_WORK TO DO:_ Reproduce the listing that follows with no differences at all.

_DATA SUPPLIED:_
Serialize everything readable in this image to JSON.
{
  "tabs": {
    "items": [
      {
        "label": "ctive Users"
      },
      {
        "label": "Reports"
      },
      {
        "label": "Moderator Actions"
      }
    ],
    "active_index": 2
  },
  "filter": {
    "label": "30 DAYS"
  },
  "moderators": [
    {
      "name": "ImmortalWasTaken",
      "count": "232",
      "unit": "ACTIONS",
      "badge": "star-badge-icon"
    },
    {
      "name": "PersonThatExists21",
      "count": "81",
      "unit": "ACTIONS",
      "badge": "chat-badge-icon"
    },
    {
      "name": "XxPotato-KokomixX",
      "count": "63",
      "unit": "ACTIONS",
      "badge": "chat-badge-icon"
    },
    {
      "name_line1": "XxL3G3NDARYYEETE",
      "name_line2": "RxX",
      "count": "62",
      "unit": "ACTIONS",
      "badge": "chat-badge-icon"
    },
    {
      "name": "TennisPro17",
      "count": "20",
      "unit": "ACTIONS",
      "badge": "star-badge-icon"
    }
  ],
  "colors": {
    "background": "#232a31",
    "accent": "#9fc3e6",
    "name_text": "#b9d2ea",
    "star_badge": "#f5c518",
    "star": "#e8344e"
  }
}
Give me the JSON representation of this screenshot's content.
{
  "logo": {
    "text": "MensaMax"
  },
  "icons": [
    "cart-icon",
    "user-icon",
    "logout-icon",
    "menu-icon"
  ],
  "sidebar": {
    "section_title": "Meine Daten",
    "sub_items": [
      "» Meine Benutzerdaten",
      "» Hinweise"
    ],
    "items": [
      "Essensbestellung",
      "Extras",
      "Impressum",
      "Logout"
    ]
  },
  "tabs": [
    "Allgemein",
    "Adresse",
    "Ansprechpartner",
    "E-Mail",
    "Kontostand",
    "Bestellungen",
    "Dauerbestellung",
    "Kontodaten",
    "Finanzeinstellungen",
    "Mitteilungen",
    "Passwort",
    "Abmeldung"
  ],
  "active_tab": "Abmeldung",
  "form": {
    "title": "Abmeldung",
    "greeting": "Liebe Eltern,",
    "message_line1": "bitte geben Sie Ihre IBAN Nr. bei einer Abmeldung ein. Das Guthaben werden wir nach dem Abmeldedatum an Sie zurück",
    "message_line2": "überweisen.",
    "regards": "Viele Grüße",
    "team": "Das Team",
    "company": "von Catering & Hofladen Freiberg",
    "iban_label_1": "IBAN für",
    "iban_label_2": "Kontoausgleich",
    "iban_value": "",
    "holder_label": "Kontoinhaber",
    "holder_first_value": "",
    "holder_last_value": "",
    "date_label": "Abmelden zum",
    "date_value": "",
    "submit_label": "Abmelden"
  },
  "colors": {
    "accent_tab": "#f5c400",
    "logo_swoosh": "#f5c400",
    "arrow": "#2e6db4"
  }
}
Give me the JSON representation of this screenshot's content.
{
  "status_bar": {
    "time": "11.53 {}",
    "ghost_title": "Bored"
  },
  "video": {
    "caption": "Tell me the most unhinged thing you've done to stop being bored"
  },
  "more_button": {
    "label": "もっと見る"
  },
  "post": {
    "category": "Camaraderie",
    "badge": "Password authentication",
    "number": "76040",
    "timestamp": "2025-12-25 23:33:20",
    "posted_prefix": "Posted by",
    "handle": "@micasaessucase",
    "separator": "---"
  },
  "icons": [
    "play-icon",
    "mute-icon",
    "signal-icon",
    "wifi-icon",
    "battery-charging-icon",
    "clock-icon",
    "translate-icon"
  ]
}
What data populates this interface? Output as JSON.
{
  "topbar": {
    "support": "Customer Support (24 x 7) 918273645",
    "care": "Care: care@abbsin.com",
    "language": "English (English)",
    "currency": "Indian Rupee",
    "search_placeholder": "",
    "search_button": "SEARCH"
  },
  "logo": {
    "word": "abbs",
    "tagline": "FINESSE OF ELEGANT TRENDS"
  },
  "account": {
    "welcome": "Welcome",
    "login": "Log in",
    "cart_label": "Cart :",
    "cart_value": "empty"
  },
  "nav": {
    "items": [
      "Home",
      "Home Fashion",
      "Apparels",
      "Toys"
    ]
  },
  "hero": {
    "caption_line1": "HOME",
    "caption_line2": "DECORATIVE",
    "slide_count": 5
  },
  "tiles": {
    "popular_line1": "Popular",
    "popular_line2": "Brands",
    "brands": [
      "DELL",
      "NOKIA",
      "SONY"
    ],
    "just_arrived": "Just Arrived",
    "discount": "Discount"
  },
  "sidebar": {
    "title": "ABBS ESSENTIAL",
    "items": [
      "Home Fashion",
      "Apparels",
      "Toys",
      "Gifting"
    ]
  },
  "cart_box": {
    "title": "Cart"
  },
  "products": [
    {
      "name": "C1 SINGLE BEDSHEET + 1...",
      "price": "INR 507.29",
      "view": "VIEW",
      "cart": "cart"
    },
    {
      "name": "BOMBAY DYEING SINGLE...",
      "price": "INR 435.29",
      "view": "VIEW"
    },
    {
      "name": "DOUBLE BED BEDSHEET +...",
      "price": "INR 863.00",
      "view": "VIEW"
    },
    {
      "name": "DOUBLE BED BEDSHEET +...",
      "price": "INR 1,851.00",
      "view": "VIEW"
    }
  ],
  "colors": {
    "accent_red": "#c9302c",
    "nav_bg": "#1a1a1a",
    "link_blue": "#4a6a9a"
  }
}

_FINISHED ANSWER:_
Serialize everything readable in this image to JSON.
{
  "tabs": {
    "items": [
      {
        "label": "ctive Users"
      },
      {
        "label": "Reports"
      },
      {
        "label": "Moderator Actions"
      }
    ],
    "active_index": 2
  },
  "filter": {
    "label": "30 DAYS"
  },
  "moderators": [
    {
      "name": "ImmortalWasTaken",
      "count": "232",
      "unit": "ACTIONS",
      "badge": "star-badge-icon"
    },
    {
      "name": "PersonThatExists21",
      "count": "81",
      "unit": "ACTIONS",
      "badge": "chat-badge-icon"
    },
    {
      "name": "XxPotato-KokomixX",
      "count": "63",
      "unit": "ACTIONS",
      "badge": "chat-badge-icon"
    },
    {
      "name_line1": "XxL3G3NDARYYEETE",
      "name_line2": "RxX",
      "count": "62",
      "unit": "ACTIONS",
      "badge": "chat-badge-icon"
    },
    {
      "name": "TennisPro17",
      "count": "20",
      "unit": "ACTIONS",
      "badge": "star-badge-icon"
    }
  ],
  "colors": {
    "background": "#232a31",
    "accent": "#9fc3e6",
    "name_text": "#b9d2ea",
    "star_badge": "#f5c518",
    "star": "#e8344e"
  }
}
Give me the JSON representation of this screenshot's content.
{
  "logo": {
    "text": "MensaMax"
  },
  "icons": [
    "cart-icon",
    "user-icon",
    "logout-icon",
    "menu-icon"
  ],
  "sidebar": {
    "section_title": "Meine Daten",
    "sub_items": [
      "» Meine Benutzerdaten",
      "» Hinweise"
    ],
    "items": [
      "Essensbestellung",
      "Extras",
      "Impressum",
      "Logout"
    ]
  },
  "tabs": [
    "Allgemein",
    "Adresse",
    "Ansprechpartner",
    "E-Mail",
    "Kontostand",
    "Bestellungen",
    "Dauerbestellung",
    "Kontodaten",
    "Finanzeinstellungen",
    "Mitteilungen",
    "Passwort",
    "Abmeldung"
  ],
  "active_tab": "Abmeldung",
  "form": {
    "title": "Abmeldung",
    "greeting": "Liebe Eltern,",
    "message_line1": "bitte geben Sie Ihre IBAN Nr. bei einer Abmeldung ein. Das Guthaben werden wir nach dem Abmeldedatum an Sie zurück",
    "message_line2": "überweisen.",
    "regards": "Viele Grüße",
    "team": "Das Team",
    "company": "von Catering & Hofladen Freiberg",
    "iban_label_1": "IBAN für",
    "iban_label_2": "Kontoausgleich",
    "iban_value": "",
    "holder_label": "Kontoinhaber",
    "holder_first_value": "",
    "holder_last_value": "",
    "date_label": "Abmelden zum",
    "date_value": "",
    "submit_label": "Abmelden"
  },
  "colors": {
    "accent_tab": "#f5c400",
    "logo_swoosh": "#f5c400",
    "arrow": "#2e6db4"
  }
}
Give me the JSON representation of this screenshot's content.
{
  "status_bar": {
    "time": "11.53 {}",
    "ghost_title": "Bored"
  },
  "video": {
    "caption": "Tell me the most unhinged thing you've done to stop being bored"
  },
  "more_button": {
    "label": "もっと見る"
  },
  "post": {
    "category": "Camaraderie",
    "badge": "Password authentication",
    "number": "76040",
    "timestamp": "2025-12-25 23:33:20",
    "posted_prefix": "Posted by",
    "handle": "@micasaessucase",
    "separator": "---"
  },
  "icons": [
    "play-icon",
    "mute-icon",
    "signal-icon",
    "wifi-icon",
    "battery-charging-icon",
    "clock-icon",
    "translate-icon"
  ]
}
What data populates this interface? Output as JSON.
{
  "topbar": {
    "support": "Customer Support (24 x 7) 918273645",
    "care": "Care: care@abbsin.com",
    "language": "English (English)",
    "currency": "Indian Rupee",
    "search_placeholder": "",
    "search_button": "SEARCH"
  },
  "logo": {
    "word": "abbs",
    "tagline": "FINESSE OF ELEGANT TRENDS"
  },
  "account": {
    "welcome": "Welcome",
    "login": "Log in",
    "cart_label": "Cart :",
    "cart_value": "empty"
  },
  "nav": {
    "items": [
      "Home",
      "Home Fashion",
      "Apparels",
      "Toys"
    ]
  },
  "hero": {
    "caption_line1": "HOME",
    "caption_line2": "DECORATIVE",
    "slide_count": 5
  },
  "tiles": {
    "popular_line1": "Popular",
    "popular_line2": "Brands",
    "brands": [
      "DELL",
      "NOKIA",
      "SONY"
    ],
    "just_arrived": "Just Arrived",
    "discount": "Discount"
  },
  "sidebar": {
    "title": "ABBS ESSENTIAL",
    "items": [
      "Home Fashion",
      "Apparels",
      "Toys",
      "Gifting"
    ]
  },
  "cart_box": {
    "title": "Cart"
  },
  "products": [
    {
      "name": "C1 SINGLE BEDSHEET + 1...",
      "price": "INR 507.29",
      "view": "VIEW",
      "cart": "cart"
    },
    {
      "name": "BOMBAY DYEING SINGLE...",
      "price": "INR 435.29",
      "view": "VIEW"
    },
    {
      "name": "DOUBLE BED BEDSHEET +...",
      "price": "INR 863.00",
      "view": "VIEW"
    },
    {
      "name": "DOUBLE BED BEDSHEET +...",
      "price": "INR 1,851.00",
      "view": "VIEW"
    }
  ],
  "colors": {
    "accent_red": "#c9302c",
    "nav_bg": "#1a1a1a",
    "link_blue": "#4a6a9a"
  }
}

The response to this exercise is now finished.